● Source:
On Mon, Dec 8, 2008 at 2:08 PM, Maria Jabon <mja...@stanford.edu> wrote:

I'm stumped on a few of these:

How can you load an external script asynchronously, and have an inline
script execute as soon as the external script is loaded?

Maybe is the answer to use a set timeout function in the onload?

Or  use the 'degrading scripts' pattern. If we had control over the external script, we can have a small code snippet at the bottom of the external script that goes through all the script DOM objects and executes the innerHTML of the script in question. (I think it is the google-analytics example where you can find that code snippet).



What happens if an external script loaded asynchronously does
document.write?

Not sure
Behavior varies across the browsers. In IE with 'defer' attribute, the document.write is ignored. If script dom approach is used, it completely erases the page.
http://stevesouders.com/tests/delayed-script-execution.php (click 'Load Dynamically'').

● Stated exercise a: Copy the listing verbatim, everything from its first line down to the line containing "608, 804, 638]".

● Supplied data:

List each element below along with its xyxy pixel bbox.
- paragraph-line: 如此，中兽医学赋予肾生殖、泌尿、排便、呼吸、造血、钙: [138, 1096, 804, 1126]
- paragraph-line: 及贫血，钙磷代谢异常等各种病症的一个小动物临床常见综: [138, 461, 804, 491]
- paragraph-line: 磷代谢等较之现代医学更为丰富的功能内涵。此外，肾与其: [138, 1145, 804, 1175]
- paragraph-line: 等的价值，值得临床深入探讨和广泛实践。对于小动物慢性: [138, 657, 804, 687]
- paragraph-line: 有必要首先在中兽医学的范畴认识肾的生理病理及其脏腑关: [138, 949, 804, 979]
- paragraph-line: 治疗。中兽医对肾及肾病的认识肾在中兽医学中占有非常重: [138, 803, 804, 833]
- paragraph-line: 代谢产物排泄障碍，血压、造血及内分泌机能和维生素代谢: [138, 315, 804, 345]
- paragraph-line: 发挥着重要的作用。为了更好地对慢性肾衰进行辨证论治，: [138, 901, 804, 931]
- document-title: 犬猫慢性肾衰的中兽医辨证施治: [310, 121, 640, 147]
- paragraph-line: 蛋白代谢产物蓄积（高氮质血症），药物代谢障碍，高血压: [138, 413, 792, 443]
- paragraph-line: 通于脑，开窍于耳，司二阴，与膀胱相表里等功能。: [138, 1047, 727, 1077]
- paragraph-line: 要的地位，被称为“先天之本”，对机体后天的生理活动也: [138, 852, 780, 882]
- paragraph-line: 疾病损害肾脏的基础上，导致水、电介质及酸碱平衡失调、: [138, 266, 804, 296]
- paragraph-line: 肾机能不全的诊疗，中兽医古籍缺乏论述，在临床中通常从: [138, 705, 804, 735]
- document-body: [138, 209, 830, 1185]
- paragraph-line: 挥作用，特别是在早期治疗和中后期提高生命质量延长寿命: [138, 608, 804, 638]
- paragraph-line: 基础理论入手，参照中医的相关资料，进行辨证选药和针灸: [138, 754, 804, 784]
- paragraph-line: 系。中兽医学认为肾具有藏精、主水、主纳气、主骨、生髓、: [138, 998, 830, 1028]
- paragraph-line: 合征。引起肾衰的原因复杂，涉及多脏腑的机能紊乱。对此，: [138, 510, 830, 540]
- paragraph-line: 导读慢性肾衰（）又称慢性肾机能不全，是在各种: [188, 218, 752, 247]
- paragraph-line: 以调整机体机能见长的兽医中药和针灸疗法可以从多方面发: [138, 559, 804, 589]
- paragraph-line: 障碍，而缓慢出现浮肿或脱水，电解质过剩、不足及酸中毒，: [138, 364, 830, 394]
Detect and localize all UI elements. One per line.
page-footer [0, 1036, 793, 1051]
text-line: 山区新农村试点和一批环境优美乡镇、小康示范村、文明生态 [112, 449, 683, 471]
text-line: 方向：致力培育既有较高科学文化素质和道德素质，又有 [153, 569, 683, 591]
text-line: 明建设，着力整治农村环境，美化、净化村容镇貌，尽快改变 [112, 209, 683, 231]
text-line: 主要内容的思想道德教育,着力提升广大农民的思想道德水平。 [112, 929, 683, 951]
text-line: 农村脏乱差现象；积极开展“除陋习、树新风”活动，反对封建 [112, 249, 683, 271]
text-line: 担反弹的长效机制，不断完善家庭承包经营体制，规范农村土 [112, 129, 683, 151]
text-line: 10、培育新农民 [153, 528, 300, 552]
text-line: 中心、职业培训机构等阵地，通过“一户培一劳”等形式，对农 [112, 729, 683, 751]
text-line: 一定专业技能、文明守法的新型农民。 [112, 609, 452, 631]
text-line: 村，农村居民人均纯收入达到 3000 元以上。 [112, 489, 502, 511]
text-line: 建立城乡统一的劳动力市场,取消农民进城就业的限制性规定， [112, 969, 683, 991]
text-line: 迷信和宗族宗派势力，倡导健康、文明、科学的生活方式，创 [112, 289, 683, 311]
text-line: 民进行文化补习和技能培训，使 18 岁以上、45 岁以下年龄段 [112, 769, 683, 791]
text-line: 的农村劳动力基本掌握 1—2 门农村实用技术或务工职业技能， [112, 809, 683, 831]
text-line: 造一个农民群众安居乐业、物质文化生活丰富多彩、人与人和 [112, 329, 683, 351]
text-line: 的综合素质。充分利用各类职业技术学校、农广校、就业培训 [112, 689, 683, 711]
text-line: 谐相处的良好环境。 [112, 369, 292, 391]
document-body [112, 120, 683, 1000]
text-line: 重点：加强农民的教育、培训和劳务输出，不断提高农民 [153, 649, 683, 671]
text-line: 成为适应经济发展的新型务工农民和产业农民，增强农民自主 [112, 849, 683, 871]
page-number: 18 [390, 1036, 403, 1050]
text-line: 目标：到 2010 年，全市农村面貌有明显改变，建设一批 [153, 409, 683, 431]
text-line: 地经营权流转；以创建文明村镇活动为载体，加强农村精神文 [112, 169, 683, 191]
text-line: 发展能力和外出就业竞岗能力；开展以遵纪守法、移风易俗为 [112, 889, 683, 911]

● Stated exercise b: Write out the email on asynchronous script loading again, everything from "Maybe is the" down to "erases the page.", renaming each "external script" as "remote script".

● Written solution a:
List each element below along with its xyxy pixel bbox.
- paragraph-line: 如此，中兽医学赋予肾生殖、泌尿、排便、呼吸、造血、钙: [138, 1096, 804, 1126]
- paragraph-line: 及贫血，钙磷代谢异常等各种病症的一个小动物临床常见综: [138, 461, 804, 491]
- paragraph-line: 磷代谢等较之现代医学更为丰富的功能内涵。此外，肾与其: [138, 1145, 804, 1175]
- paragraph-line: 等的价值，值得临床深入探讨和广泛实践。对于小动物慢性: [138, 657, 804, 687]
- paragraph-line: 有必要首先在中兽医学的范畴认识肾的生理病理及其脏腑关: [138, 949, 804, 979]
- paragraph-line: 治疗。中兽医对肾及肾病的认识肾在中兽医学中占有非常重: [138, 803, 804, 833]
- paragraph-line: 代谢产物排泄障碍，血压、造血及内分泌机能和维生素代谢: [138, 315, 804, 345]
- paragraph-line: 发挥着重要的作用。为了更好地对慢性肾衰进行辨证论治，: [138, 901, 804, 931]
- document-title: 犬猫慢性肾衰的中兽医辨证施治: [310, 121, 640, 147]
- paragraph-line: 蛋白代谢产物蓄积（高氮质血症），药物代谢障碍，高血压: [138, 413, 792, 443]
- paragraph-line: 通于脑，开窍于耳，司二阴，与膀胱相表里等功能。: [138, 1047, 727, 1077]
- paragraph-line: 要的地位，被称为“先天之本”，对机体后天的生理活动也: [138, 852, 780, 882]
- paragraph-line: 疾病损害肾脏的基础上，导致水、电介质及酸碱平衡失调、: [138, 266, 804, 296]
- paragraph-line: 肾机能不全的诊疗，中兽医古籍缺乏论述，在临床中通常从: [138, 705, 804, 735]
- document-body: [138, 209, 830, 1185]
- paragraph-line: 挥作用，特别是在早期治疗和中后期提高生命质量延长寿命: [138, 608, 804, 638]

● Written solution b:
Maybe is the answer to use a set timeout function in the onload?

Or  use the 'degrading scripts' pattern. If we had control over the remote script, we can have a small code snippet at the bottom of the remote script that goes through all the script DOM objects and executes the innerHTML of the script in question. (I think it is the google-analytics example where you can find that code snippet).



What happens if an remote script loaded asynchronously does
document.write?

Not sure
Behavior varies across the browsers. In IE with 'defer' attribute, the document.write is ignored. If script dom approach is used, it completely erases the page.